• [EXERCISE DESCRIPTION]: Your task is to copy every record exactly.

• [Stored entries]:
--- Begin ---
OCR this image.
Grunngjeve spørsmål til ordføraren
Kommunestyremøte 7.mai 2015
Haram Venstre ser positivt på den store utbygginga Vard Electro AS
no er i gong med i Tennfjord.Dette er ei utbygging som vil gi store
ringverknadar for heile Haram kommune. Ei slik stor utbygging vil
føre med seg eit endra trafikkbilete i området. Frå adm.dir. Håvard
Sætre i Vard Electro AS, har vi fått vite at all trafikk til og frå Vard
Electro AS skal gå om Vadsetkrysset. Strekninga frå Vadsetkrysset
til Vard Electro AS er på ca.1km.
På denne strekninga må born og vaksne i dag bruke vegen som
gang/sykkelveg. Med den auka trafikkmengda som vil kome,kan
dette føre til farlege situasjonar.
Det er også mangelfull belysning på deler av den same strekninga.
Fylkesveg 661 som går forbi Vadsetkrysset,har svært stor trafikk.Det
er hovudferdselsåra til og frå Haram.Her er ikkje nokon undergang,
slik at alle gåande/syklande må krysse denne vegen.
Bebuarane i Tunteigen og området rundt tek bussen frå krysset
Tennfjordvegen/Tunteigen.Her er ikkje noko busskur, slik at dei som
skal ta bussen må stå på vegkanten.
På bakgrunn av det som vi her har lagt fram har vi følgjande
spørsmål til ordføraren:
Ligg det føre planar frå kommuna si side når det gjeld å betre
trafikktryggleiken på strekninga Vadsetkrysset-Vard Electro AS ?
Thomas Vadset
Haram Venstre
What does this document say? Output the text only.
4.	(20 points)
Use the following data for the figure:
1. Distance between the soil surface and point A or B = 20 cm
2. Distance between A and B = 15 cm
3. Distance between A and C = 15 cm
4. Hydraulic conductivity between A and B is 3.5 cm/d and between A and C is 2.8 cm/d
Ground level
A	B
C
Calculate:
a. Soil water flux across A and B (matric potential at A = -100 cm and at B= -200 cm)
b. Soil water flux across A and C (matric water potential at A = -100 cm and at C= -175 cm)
--- End ---
• [OUTPUT OF THE TASK]:
OCR this image.
Grunngjeve spørsmål til ordføraren
Kommunestyremøte 7.mai 2015
Haram Venstre ser positivt på den store utbygginga Vard Electro AS
no er i gong med i Tennfjord.Dette er ei utbygging som vil gi store
ringverknadar for heile Haram kommune. Ei slik stor utbygging vil
føre med seg eit endra trafikkbilete i området. Frå adm.dir. Håvard
Sætre i Vard Electro AS, har vi fått vite at all trafikk til og frå Vard
Electro AS skal gå om Vadsetkrysset. Strekninga frå Vadsetkrysset
til Vard Electro AS er på ca.1km.
På denne strekninga må born og vaksne i dag bruke vegen som
gang/sykkelveg. Med den auka trafikkmengda som vil kome,kan
dette føre til farlege situasjonar.
Det er også mangelfull belysning på deler av den same strekninga.
Fylkesveg 661 som går forbi Vadsetkrysset,har svært stor trafikk.Det
er hovudferdselsåra til og frå Haram.Her er ikkje nokon undergang,
slik at alle gåande/syklande må krysse denne vegen.
Bebuarane i Tunteigen og området rundt tek bussen frå krysset
Tennfjordvegen/Tunteigen.Her er ikkje noko busskur, slik at dei som
skal ta bussen må stå på vegkanten.
På bakgrunn av det som vi her har lagt fram har vi følgjande
spørsmål til ordføraren:
Ligg det føre planar frå kommuna si side når det gjeld å betre
trafikktryggleiken på strekninga Vadsetkrysset-Vard Electro AS ?
Thomas Vadset
Haram Venstre
What does this document say? Output the text only.
4.	(20 points)
Use the following data for the figure:
1. Distance between the soil surface and point A or B = 20 cm
2. Distance between A and B = 15 cm
3. Distance between A and C = 15 cm
4. Hydraulic conductivity between A and B is 3.5 cm/d and between A and C is 2.8 cm/d
Ground level
A	B
C
Calculate:
a. Soil water flux across A and B (matric potential at A = -100 cm and at B= -200 cm)
b. Soil water flux across A and C (matric water potential at A = -100 cm and at C= -175 cm)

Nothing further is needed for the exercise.